# Requirements
For the data below, report the number of lines that contain the string "step" and nothing else.

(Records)
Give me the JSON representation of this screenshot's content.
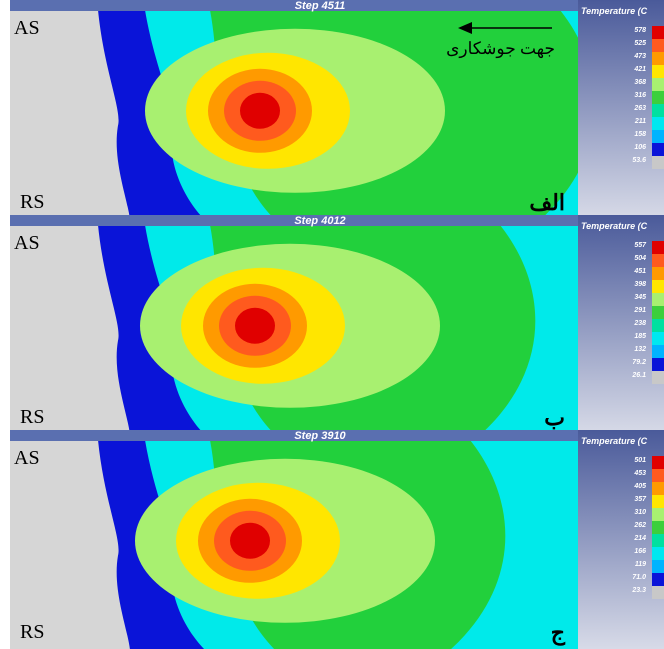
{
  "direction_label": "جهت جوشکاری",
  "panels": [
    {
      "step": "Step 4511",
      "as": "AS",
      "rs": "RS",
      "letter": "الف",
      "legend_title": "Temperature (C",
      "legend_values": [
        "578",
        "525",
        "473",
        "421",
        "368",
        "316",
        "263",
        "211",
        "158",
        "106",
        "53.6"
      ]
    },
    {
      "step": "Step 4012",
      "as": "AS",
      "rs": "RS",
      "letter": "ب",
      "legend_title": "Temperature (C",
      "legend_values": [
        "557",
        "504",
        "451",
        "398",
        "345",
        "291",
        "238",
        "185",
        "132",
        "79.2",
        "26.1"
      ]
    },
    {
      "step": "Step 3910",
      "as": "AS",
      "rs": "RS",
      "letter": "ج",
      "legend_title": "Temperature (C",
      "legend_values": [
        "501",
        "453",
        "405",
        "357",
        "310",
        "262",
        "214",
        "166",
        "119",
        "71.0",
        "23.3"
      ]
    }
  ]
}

# Output for this exercise
3